Can you copy out the lines of the records below verbatim, starting at the line with "volume-segment [9,114,90,131]" and ending at the line with "volume-segment [9,394,90,411]", with both of those lines included?

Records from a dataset
────

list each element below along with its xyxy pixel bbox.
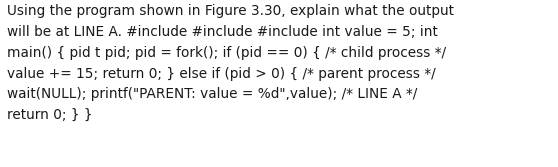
Text: Using the program shown in Figure 3.30, explain what the output
will be at LINE : Using the program shown in Figure 3.30, …	[7, 4, 454, 122]
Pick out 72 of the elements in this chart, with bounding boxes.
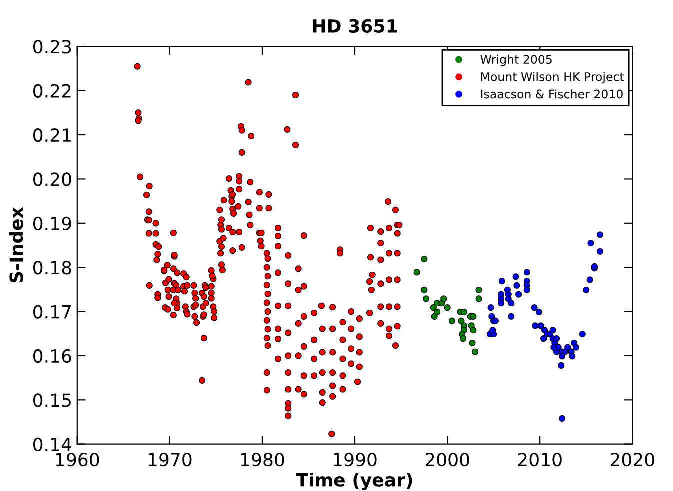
point — [588, 240, 594, 247]
y-tick-label: 0.14 — [34, 438, 72, 452]
x-tick-label: 2010 — [518, 453, 562, 467]
point — [470, 327, 477, 334]
x-axis-title: Time (year) — [296, 472, 412, 491]
point — [516, 291, 522, 298]
point — [470, 313, 477, 320]
point — [512, 274, 520, 280]
chart-title: HD 3651 — [313, 19, 398, 34]
point — [538, 322, 544, 330]
y-tick-label: 0.18 — [34, 261, 72, 275]
point — [498, 300, 505, 307]
point — [558, 415, 566, 422]
point — [569, 353, 576, 360]
point — [579, 331, 586, 338]
point — [469, 340, 476, 346]
y-tick-label: 0.19 — [34, 216, 72, 231]
point — [524, 286, 530, 294]
point — [458, 318, 465, 324]
point — [583, 286, 590, 294]
point — [558, 353, 566, 360]
point — [564, 344, 572, 351]
x-tick-label: 2000 — [426, 453, 470, 467]
point — [572, 344, 580, 351]
y-axis-title: S-Index — [9, 207, 24, 283]
point — [531, 304, 538, 312]
legend-label: Isaacson & Fischer 2010 — [481, 90, 623, 99]
point — [508, 300, 515, 307]
point — [550, 327, 556, 334]
point — [434, 308, 441, 316]
point — [421, 286, 428, 294]
point — [558, 362, 565, 369]
legend-label: Mount Wilson HK Project — [481, 72, 624, 84]
point — [596, 248, 604, 255]
y-tick-label: 0.16 — [34, 349, 72, 364]
point — [508, 313, 515, 320]
y-tick-label: 0.23 — [34, 40, 72, 54]
point — [444, 304, 451, 312]
point — [422, 296, 430, 302]
point — [532, 322, 539, 330]
y-tick-label: 0.17 — [34, 305, 71, 319]
point — [476, 286, 482, 294]
point — [460, 335, 467, 342]
x-tick-label: 1970 — [148, 453, 192, 467]
x-tick-label: 1990 — [334, 453, 377, 467]
y-tick-label: 0.22 — [34, 84, 71, 98]
point — [430, 304, 437, 312]
y-tick-label: 0.15 — [34, 394, 71, 408]
x-tick-label: 2020 — [610, 453, 654, 467]
y-tick-label: 0.20 — [34, 172, 72, 186]
point — [421, 256, 428, 262]
point — [414, 269, 420, 276]
point — [586, 276, 594, 284]
point — [440, 296, 448, 302]
point — [540, 335, 548, 342]
point — [536, 308, 542, 316]
x-tick-label: 1980 — [241, 453, 284, 467]
point — [476, 296, 482, 302]
point — [490, 327, 496, 334]
point — [460, 308, 468, 316]
point — [498, 278, 506, 285]
point — [555, 344, 562, 351]
point — [514, 282, 520, 290]
point — [553, 335, 560, 342]
x-tick-label: 1960 — [56, 453, 100, 467]
point — [524, 269, 530, 276]
point — [596, 232, 604, 238]
point — [448, 318, 456, 324]
point — [488, 304, 494, 312]
point — [472, 348, 479, 356]
y-tick-label: 0.21 — [34, 128, 71, 142]
legend-label: Wright 2005 — [480, 54, 552, 66]
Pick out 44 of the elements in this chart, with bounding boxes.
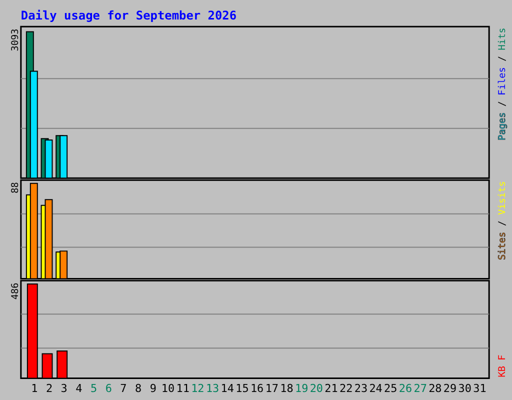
x-tick-label: 12 [191,382,204,395]
x-tick-label: 26 [398,382,412,395]
x-tick-label: 3 [60,382,68,395]
x-tick-label: 9 [150,382,156,395]
x-tick-label: 24 [369,382,383,395]
x-tick-label: 16 [250,382,264,395]
text: / [497,56,508,62]
x-tick-label: 22 [340,382,353,395]
annotation: 88 [10,182,21,194]
annotation: 3093 [10,28,21,52]
x-tick-label: 10 [161,382,175,395]
x-tick-label: 4 [76,382,83,395]
x-tick-label: 17 [265,382,278,395]
x-tick-label: 15 [236,382,249,395]
x-tick-label: 7 [120,382,127,395]
x-tick-label: 14 [220,382,234,395]
x-tick-label: 5 [90,382,98,395]
text: Hits [497,28,508,50]
x-tick-label: 18 [280,382,294,395]
x-tick-label: 31 [473,382,486,395]
x-tick-label: 25 [384,382,398,395]
x-tick-label: 23 [354,382,368,395]
x-tick-label: 6 [105,382,112,395]
text: Sites [497,232,508,260]
x-tick-label: 1 [31,382,38,395]
chart-title: Daily usage for September 2026 [20,8,237,23]
x-tick-label: 29 [443,382,457,395]
x-tick-label: 11 [176,382,190,395]
x-tick-label: 13 [206,382,220,395]
legend-label: Files [497,67,508,96]
x-tick-label: 8 [135,382,142,395]
text: KB F [497,354,508,378]
x-tick-label: 21 [324,382,338,395]
text: / [497,220,508,226]
text: Visits [497,181,508,215]
x-tick-label: 2 [46,382,53,395]
x-tick-label: 19 [294,382,308,395]
x-tick-label: 30 [458,382,472,395]
text: / [497,100,508,107]
x-tick-label: 20 [310,382,324,395]
x-tick-label: 28 [428,382,442,395]
x-tick-label: 27 [414,382,427,395]
text: Pages [497,112,508,140]
annotation: 486 [10,282,21,300]
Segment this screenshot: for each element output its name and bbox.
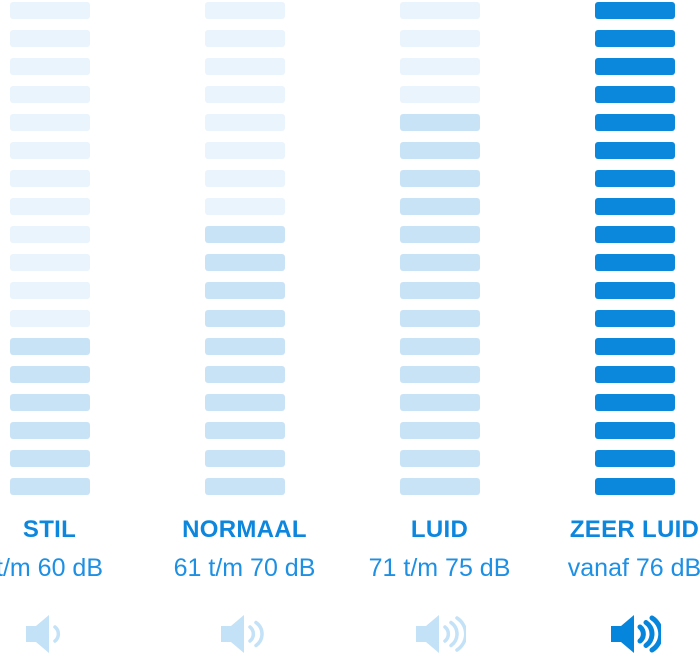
volume-segment [9,114,90,131]
volume-segment [594,422,675,439]
volume-segment [204,310,285,327]
volume-segment [594,198,675,215]
volume-column-zeer-luid: ZEER LUID vanaf 76 dB [537,0,700,656]
volume-segment [399,450,480,467]
volume-segment [9,86,90,103]
volume-column-stil: STIL t/m 60 dB [0,0,147,656]
volume-segment [594,254,675,271]
volume-segment [9,310,90,327]
volume-segment [399,2,480,19]
speaker-1-wave-icon [24,611,76,656]
segment-stack [204,0,285,495]
volume-segment [9,142,90,159]
volume-segment [9,394,90,411]
segment-stack [594,0,675,495]
volume-segment [204,226,285,243]
volume-segment [9,450,90,467]
volume-segment [399,394,480,411]
segment-stack [399,0,480,495]
volume-segment [399,86,480,103]
volume-segment [594,58,675,75]
volume-segment [204,338,285,355]
volume-segment [399,30,480,47]
volume-segment [204,282,285,299]
volume-segment [399,170,480,187]
volume-segment [204,58,285,75]
category-label: STIL [22,516,77,543]
volume-segment [204,198,285,215]
volume-segment [9,226,90,243]
volume-segment [399,58,480,75]
db-range-label: 71 t/m 75 dB [368,554,511,582]
volume-segment [399,282,480,299]
volume-column-normaal: NORMAAL 61 t/m 70 dB [147,0,342,656]
volume-segment [594,282,675,299]
volume-segment [204,114,285,131]
speaker-3-waves-icon [414,611,466,656]
volume-segment [204,170,285,187]
volume-segment [594,114,675,131]
volume-segment [204,254,285,271]
volume-segment [9,2,90,19]
volume-segment [204,142,285,159]
volume-segment [399,254,480,271]
volume-segment [9,478,90,495]
volume-segment [399,338,480,355]
segment-stack [9,0,90,495]
volume-segment [9,198,90,215]
volume-segment [399,478,480,495]
volume-segment [399,114,480,131]
volume-segment [204,394,285,411]
volume-segment [204,478,285,495]
volume-segment [9,254,90,271]
volume-segment [204,30,285,47]
volume-segment [9,170,90,187]
volume-segment [594,30,675,47]
category-label: ZEER LUID [569,516,700,543]
volume-segment [204,422,285,439]
volume-segment [594,394,675,411]
volume-segment [9,366,90,383]
volume-segment [9,338,90,355]
volume-segment [594,86,675,103]
volume-segment [9,282,90,299]
volume-segment [594,142,675,159]
db-range-label: vanaf 76 dB [567,554,700,582]
speaker-3-waves-loud-icon [609,611,661,656]
speaker-2-waves-icon [219,611,271,656]
volume-segment [204,366,285,383]
volume-segment [204,86,285,103]
volume-segment [594,366,675,383]
volume-segment [399,366,480,383]
db-range-label: t/m 60 dB [0,554,103,582]
category-label: LUID [410,516,469,543]
volume-segment [594,478,675,495]
volume-segment [594,226,675,243]
volume-segment [399,226,480,243]
volume-segment [594,450,675,467]
db-range-label: 61 t/m 70 dB [173,554,316,582]
volume-segment [9,30,90,47]
category-label: NORMAAL [182,516,307,543]
volume-segment [399,142,480,159]
volume-segment [594,338,675,355]
volume-segment [9,422,90,439]
volume-segment [9,58,90,75]
volume-segment [399,198,480,215]
volume-segment [594,310,675,327]
volume-segment [204,450,285,467]
volume-segment [399,422,480,439]
volume-column-luid: LUID 71 t/m 75 dB [342,0,537,656]
volume-segment [204,2,285,19]
volume-segment [594,170,675,187]
volume-segment [399,310,480,327]
volume-segment [594,2,675,19]
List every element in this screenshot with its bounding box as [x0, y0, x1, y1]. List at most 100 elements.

────

▸ The solution
volume-segment [9,114,90,131]
volume-segment [594,422,675,439]
volume-segment [204,310,285,327]
volume-segment [594,198,675,215]
volume-column-zeer-luid: ZEER LUID vanaf 76 dB [537,0,700,656]
volume-segment [399,450,480,467]
volume-segment [9,86,90,103]
volume-column-stil: STIL t/m 60 dB [0,0,147,656]
volume-segment [594,254,675,271]
volume-segment [9,310,90,327]
volume-segment [399,2,480,19]
speaker-1-wave-icon [24,611,76,656]
segment-stack [204,0,285,495]
volume-segment [9,142,90,159]
volume-segment [9,394,90,411]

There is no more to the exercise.